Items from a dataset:
## start

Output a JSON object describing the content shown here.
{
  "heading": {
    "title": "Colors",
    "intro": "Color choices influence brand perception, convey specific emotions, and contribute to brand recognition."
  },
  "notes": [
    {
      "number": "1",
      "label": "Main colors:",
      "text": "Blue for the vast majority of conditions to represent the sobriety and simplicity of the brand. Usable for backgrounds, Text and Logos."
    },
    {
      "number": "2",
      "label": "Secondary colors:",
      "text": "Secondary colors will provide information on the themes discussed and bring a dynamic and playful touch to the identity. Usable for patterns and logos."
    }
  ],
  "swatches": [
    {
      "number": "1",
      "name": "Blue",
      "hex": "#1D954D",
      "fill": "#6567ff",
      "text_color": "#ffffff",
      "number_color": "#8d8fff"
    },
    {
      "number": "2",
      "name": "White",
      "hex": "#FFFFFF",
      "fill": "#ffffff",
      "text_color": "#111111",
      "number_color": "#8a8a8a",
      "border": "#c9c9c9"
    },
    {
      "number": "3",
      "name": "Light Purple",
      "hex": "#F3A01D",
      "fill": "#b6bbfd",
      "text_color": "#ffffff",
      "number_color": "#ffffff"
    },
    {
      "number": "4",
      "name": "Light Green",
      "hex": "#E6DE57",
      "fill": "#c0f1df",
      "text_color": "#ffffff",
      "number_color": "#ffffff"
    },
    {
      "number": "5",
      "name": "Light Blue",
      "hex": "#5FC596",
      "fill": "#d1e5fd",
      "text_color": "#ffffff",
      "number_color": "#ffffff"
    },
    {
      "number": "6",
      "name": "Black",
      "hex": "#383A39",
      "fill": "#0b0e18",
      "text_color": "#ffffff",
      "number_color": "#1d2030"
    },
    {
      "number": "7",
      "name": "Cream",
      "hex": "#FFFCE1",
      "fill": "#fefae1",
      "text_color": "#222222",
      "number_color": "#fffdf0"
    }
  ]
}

## end

• _SET TASK_
Make an exact copy of all the data.

• _FINAL RESULT_
Output a JSON object describing the content shown here.
{
  "heading": {
    "title": "Colors",
    "intro": "Color choices influence brand perception, convey specific emotions, and contribute to brand recognition."
  },
  "notes": [
    {
      "number": "1",
      "label": "Main colors:",
      "text": "Blue for the vast majority of conditions to represent the sobriety and simplicity of the brand. Usable for backgrounds, Text and Logos."
    },
    {
      "number": "2",
      "label": "Secondary colors:",
      "text": "Secondary colors will provide information on the themes discussed and bring a dynamic and playful touch to the identity. Usable for patterns and logos."
    }
  ],
  "swatches": [
    {
      "number": "1",
      "name": "Blue",
      "hex": "#1D954D",
      "fill": "#6567ff",
      "text_color": "#ffffff",
      "number_color": "#8d8fff"
    },
    {
      "number": "2",
      "name": "White",
      "hex": "#FFFFFF",
      "fill": "#ffffff",
      "text_color": "#111111",
      "number_color": "#8a8a8a",
      "border": "#c9c9c9"
    },
    {
      "number": "3",
      "name": "Light Purple",
      "hex": "#F3A01D",
      "fill": "#b6bbfd",
      "text_color": "#ffffff",
      "number_color": "#ffffff"
    },
    {
      "number": "4",
      "name": "Light Green",
      "hex": "#E6DE57",
      "fill": "#c0f1df",
      "text_color": "#ffffff",
      "number_color": "#ffffff"
    },
    {
      "number": "5",
      "name": "Light Blue",
      "hex": "#5FC596",
      "fill": "#d1e5fd",
      "text_color": "#ffffff",
      "number_color": "#ffffff"
    },
    {
      "number": "6",
      "name": "Black",
      "hex": "#383A39",
      "fill": "#0b0e18",
      "text_color": "#ffffff",
      "number_color": "#1d2030"
    },
    {
      "number": "7",
      "name": "Cream",
      "hex": "#FFFCE1",
      "fill": "#fefae1",
      "text_color": "#222222",
      "number_color": "#fffdf0"
    }
  ]
}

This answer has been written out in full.